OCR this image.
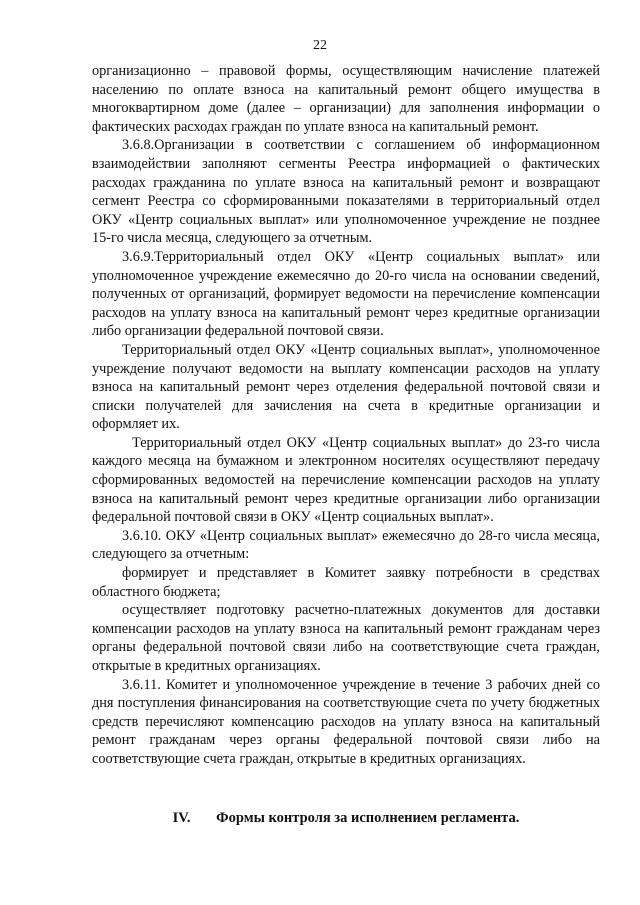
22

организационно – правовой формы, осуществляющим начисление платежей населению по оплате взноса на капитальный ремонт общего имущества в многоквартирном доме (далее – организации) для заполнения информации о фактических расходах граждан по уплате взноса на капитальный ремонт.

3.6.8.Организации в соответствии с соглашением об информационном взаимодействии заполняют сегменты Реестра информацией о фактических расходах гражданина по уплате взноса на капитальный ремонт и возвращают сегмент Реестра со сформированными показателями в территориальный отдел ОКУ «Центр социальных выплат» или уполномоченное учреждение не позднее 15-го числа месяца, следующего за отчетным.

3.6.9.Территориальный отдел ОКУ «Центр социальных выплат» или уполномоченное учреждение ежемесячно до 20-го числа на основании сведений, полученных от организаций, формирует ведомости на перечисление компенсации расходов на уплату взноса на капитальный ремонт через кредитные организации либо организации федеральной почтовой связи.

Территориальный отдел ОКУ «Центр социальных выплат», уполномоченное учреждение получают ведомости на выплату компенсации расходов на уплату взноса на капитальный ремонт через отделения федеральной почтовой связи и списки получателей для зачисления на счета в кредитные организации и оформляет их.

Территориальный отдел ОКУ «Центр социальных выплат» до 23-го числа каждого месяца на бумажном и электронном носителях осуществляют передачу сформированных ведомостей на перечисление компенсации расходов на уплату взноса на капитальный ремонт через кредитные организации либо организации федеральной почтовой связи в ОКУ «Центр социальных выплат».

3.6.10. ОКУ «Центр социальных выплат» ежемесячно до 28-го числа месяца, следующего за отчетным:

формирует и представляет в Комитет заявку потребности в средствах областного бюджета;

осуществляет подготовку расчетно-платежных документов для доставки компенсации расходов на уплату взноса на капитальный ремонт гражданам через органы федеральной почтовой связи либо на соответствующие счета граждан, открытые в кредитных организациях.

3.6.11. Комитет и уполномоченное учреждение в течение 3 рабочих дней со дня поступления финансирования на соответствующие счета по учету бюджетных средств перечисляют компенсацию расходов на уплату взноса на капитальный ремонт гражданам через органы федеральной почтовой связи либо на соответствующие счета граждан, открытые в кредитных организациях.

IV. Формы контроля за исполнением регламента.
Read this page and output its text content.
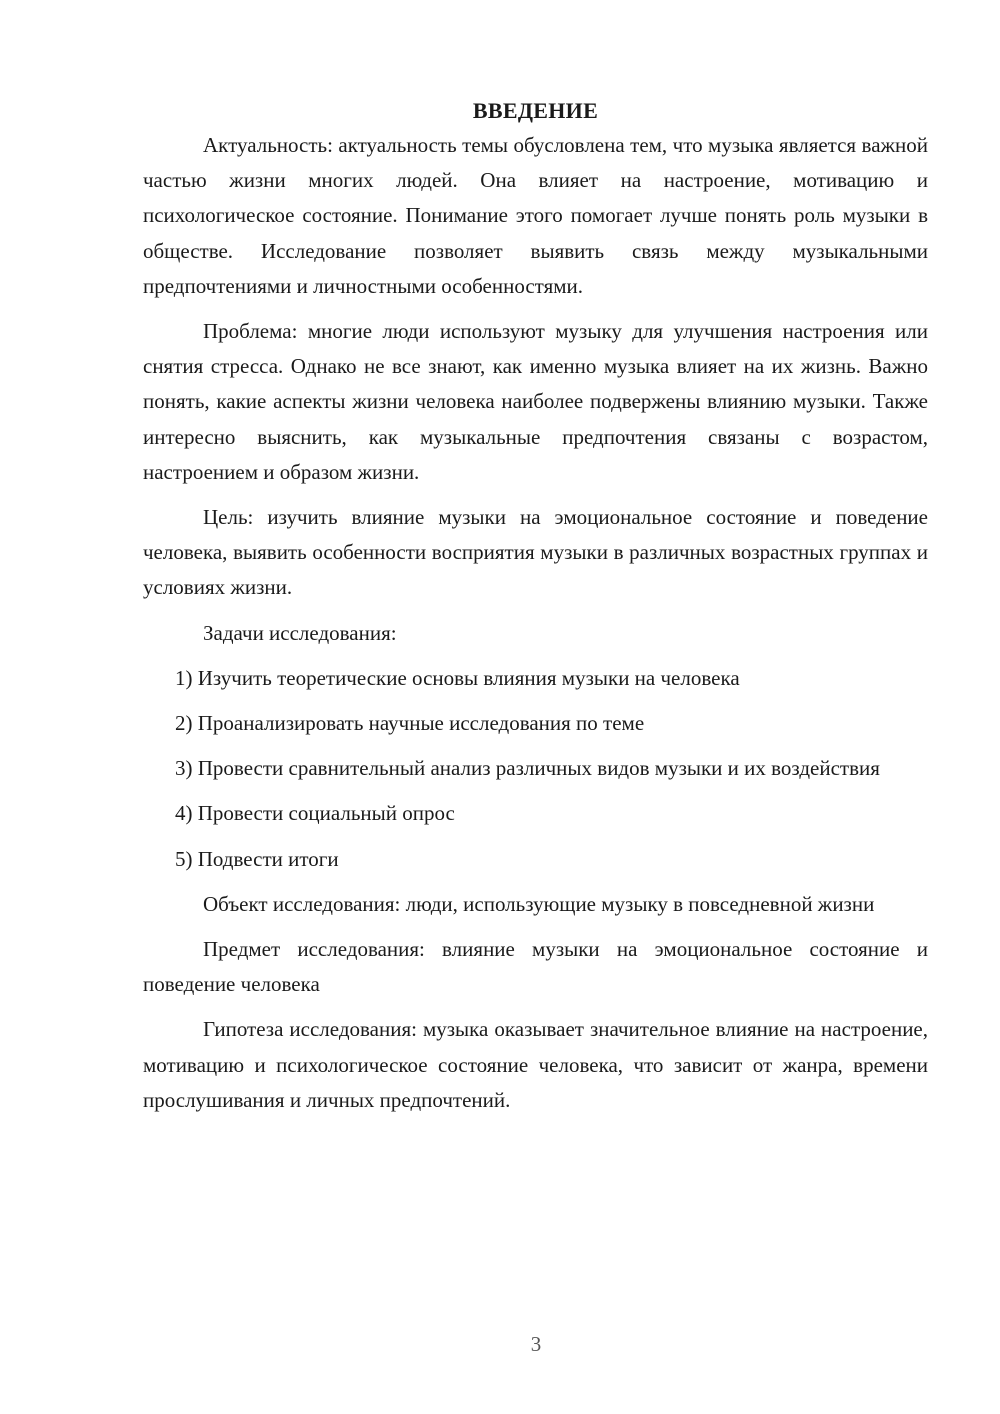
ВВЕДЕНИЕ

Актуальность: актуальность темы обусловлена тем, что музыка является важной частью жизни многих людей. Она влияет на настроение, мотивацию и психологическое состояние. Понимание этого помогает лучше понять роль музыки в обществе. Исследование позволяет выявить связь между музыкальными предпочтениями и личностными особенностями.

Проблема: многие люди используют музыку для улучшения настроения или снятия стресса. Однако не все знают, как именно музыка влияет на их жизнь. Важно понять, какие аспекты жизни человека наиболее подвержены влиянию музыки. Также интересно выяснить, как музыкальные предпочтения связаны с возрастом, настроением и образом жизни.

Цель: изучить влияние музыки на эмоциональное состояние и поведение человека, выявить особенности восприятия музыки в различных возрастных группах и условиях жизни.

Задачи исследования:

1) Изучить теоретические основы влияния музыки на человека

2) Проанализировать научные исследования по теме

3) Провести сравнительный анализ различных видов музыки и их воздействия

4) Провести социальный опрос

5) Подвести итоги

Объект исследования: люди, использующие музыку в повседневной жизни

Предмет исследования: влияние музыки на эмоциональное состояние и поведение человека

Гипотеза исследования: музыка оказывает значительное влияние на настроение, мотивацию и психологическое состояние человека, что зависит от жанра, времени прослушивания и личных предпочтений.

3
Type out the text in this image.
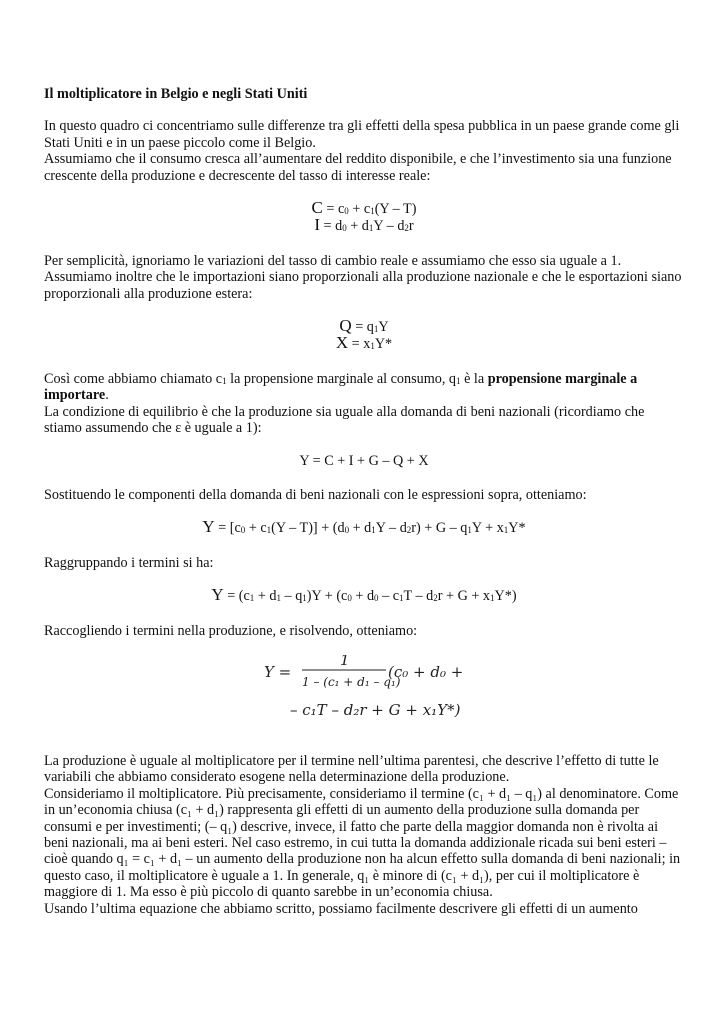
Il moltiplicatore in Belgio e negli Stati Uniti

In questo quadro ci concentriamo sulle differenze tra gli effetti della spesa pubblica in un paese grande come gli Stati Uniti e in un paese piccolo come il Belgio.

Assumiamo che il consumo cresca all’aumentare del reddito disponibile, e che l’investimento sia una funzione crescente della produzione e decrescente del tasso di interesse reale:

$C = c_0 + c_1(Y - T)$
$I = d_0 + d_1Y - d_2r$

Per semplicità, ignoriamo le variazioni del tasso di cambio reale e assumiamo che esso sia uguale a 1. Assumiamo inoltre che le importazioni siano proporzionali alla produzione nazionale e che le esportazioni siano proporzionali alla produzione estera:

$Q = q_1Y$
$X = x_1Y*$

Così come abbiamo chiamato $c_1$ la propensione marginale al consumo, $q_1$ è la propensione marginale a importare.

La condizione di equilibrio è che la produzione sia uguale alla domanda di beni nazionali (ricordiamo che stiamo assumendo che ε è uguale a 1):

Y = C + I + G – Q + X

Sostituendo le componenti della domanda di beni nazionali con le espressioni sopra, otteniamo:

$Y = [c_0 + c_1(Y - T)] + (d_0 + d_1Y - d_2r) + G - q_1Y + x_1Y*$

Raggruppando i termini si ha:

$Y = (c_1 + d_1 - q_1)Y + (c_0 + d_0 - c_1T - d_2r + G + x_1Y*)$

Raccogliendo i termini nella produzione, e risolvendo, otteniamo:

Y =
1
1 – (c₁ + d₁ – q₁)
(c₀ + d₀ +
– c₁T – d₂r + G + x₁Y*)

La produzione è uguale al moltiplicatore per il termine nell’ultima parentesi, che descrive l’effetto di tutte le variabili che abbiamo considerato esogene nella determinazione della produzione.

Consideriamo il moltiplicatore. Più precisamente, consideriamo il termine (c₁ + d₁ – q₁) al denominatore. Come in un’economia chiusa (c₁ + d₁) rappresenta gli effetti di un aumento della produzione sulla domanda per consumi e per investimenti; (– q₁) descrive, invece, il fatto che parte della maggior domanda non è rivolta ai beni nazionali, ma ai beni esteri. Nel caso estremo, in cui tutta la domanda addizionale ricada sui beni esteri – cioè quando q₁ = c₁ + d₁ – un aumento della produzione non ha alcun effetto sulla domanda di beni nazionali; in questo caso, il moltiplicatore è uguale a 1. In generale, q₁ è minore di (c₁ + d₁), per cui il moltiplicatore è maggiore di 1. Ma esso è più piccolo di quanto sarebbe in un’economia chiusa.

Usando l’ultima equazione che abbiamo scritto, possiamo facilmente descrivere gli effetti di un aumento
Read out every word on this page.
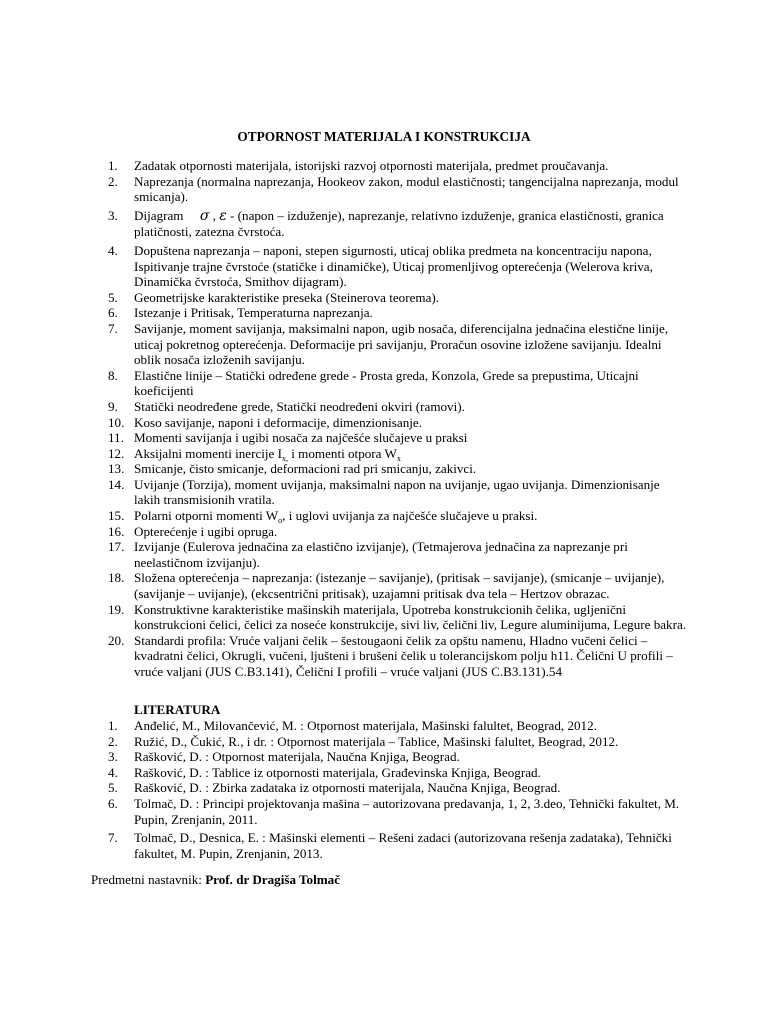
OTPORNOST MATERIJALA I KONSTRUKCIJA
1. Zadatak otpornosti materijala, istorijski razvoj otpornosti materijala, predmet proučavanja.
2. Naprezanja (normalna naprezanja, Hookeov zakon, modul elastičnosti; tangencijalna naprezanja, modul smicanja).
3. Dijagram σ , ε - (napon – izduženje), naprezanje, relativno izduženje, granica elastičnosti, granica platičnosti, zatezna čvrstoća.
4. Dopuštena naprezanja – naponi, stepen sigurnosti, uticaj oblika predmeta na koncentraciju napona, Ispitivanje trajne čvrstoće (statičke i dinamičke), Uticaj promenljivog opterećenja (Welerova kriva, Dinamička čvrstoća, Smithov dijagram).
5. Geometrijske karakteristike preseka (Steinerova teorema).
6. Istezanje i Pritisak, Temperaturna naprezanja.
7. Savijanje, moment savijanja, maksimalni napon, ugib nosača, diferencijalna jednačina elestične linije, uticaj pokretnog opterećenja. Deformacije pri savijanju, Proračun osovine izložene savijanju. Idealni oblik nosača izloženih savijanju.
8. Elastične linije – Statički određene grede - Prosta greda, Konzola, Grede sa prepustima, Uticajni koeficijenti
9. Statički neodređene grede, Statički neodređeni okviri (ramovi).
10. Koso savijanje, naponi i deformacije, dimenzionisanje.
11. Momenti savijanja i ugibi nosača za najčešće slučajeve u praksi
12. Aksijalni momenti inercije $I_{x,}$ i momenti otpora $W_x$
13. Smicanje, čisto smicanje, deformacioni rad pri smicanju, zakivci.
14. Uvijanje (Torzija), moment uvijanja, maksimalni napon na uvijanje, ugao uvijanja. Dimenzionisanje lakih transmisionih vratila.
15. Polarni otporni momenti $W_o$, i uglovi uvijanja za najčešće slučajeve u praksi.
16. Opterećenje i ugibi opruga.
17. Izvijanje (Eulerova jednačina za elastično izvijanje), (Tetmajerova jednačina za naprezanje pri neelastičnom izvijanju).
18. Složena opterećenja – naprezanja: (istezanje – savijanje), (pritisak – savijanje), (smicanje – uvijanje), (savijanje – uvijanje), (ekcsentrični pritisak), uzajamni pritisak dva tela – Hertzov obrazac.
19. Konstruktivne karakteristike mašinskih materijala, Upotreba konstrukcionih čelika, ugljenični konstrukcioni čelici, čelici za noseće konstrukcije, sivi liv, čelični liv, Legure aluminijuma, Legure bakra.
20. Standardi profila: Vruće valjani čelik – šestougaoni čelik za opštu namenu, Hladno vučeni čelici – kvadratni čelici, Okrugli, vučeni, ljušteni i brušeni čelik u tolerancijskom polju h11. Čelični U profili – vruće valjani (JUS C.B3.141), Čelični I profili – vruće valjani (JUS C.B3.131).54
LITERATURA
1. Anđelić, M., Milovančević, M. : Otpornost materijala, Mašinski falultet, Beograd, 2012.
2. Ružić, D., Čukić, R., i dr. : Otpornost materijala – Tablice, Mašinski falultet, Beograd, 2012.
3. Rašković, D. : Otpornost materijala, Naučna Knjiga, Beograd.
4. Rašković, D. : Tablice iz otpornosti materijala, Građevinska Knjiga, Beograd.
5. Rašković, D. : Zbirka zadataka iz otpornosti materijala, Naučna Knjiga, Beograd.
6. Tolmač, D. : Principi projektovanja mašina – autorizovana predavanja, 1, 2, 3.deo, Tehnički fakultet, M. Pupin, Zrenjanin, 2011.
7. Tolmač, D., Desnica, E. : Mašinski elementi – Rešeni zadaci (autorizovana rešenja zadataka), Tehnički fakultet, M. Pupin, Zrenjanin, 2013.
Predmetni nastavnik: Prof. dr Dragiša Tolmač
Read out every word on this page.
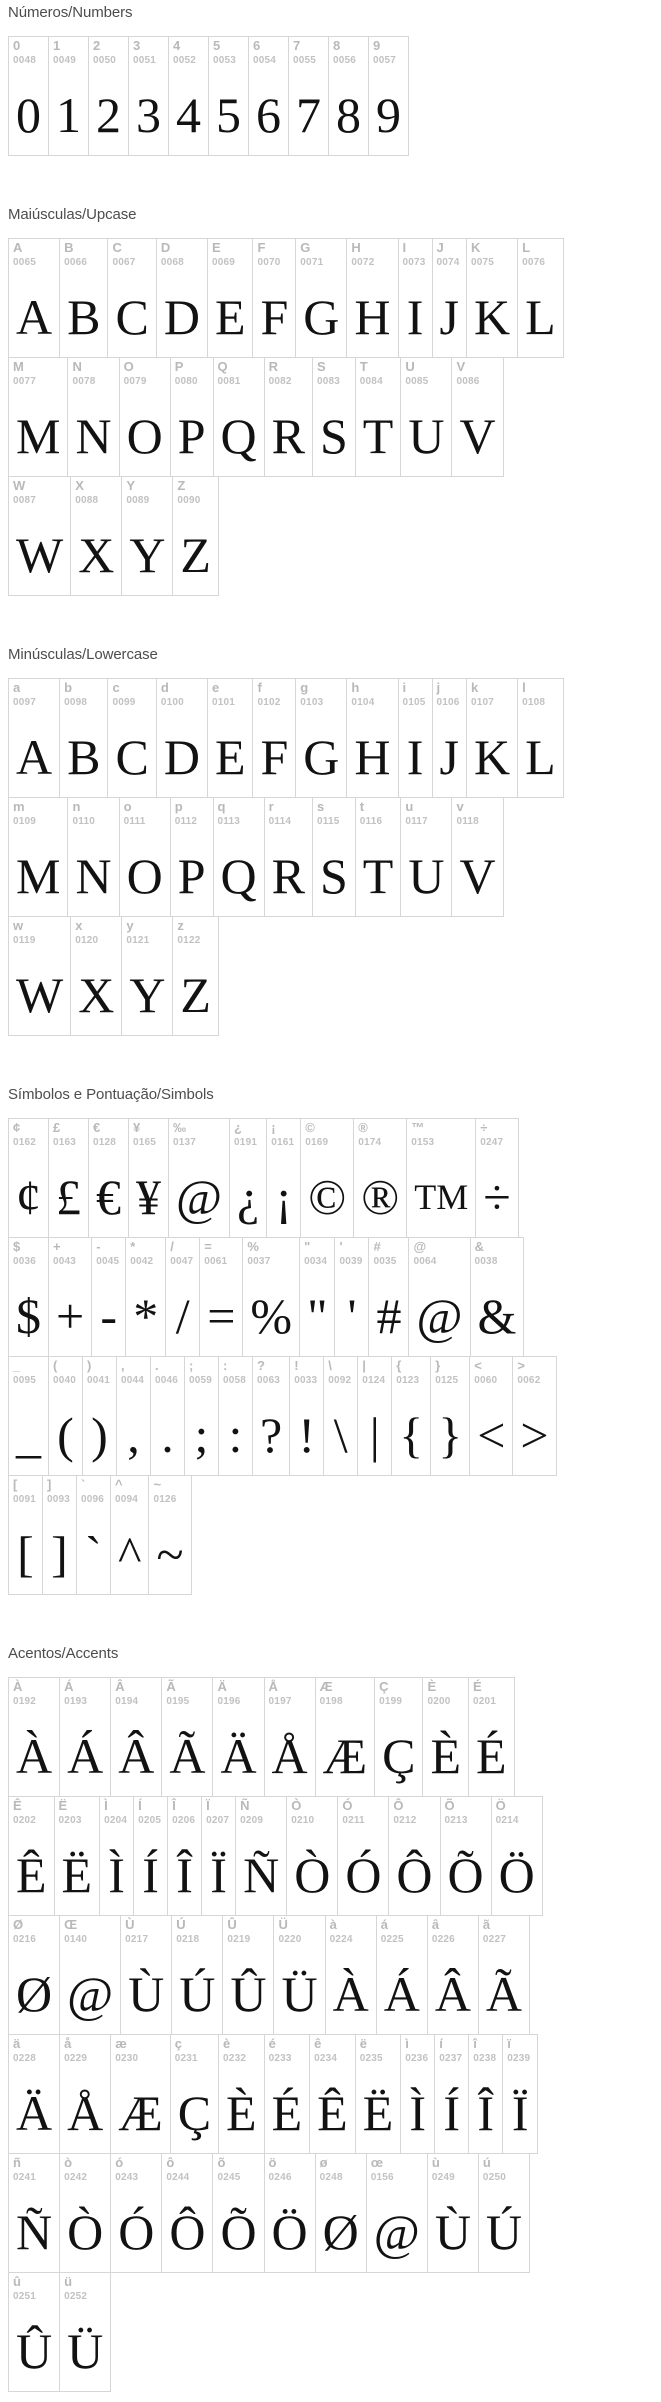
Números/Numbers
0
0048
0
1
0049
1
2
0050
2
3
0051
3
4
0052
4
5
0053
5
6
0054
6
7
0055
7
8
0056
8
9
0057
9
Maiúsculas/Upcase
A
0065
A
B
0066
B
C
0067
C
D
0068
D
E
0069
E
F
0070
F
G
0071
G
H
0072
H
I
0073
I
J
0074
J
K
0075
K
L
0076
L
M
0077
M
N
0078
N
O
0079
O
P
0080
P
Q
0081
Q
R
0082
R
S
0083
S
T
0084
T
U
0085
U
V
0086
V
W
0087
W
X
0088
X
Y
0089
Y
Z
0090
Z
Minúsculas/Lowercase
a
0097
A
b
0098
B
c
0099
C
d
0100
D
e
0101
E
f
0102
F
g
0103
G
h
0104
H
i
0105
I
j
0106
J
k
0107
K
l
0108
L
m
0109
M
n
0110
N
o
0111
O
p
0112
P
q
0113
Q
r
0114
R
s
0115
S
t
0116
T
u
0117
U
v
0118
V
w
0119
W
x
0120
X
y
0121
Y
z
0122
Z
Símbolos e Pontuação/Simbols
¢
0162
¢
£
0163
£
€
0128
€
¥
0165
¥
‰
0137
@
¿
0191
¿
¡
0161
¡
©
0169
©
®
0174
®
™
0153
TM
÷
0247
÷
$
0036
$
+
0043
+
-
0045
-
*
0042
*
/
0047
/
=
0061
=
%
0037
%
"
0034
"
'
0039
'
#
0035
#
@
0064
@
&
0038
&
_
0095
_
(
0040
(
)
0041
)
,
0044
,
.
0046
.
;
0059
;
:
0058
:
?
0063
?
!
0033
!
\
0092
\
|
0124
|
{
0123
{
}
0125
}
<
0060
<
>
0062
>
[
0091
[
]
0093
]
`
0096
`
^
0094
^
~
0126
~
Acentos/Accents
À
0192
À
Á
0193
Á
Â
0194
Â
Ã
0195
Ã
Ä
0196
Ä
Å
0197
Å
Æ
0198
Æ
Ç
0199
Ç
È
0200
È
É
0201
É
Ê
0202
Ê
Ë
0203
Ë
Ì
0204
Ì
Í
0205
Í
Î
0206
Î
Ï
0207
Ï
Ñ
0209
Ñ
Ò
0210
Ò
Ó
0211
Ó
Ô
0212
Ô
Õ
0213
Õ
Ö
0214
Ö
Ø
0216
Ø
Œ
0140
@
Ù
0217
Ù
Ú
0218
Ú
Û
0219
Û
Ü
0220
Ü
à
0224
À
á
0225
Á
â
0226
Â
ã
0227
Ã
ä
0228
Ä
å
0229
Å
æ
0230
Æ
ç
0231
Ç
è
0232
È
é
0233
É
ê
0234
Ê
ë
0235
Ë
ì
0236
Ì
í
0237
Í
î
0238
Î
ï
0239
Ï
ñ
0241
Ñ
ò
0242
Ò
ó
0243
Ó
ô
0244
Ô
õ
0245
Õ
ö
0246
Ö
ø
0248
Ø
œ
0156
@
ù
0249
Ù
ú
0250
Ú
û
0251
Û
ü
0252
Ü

◆ **Given task**: Pick out every line with the string "text" and copy it.

◆ **Correct answer**:
Read this page and output its text content.
Type out the text in this image.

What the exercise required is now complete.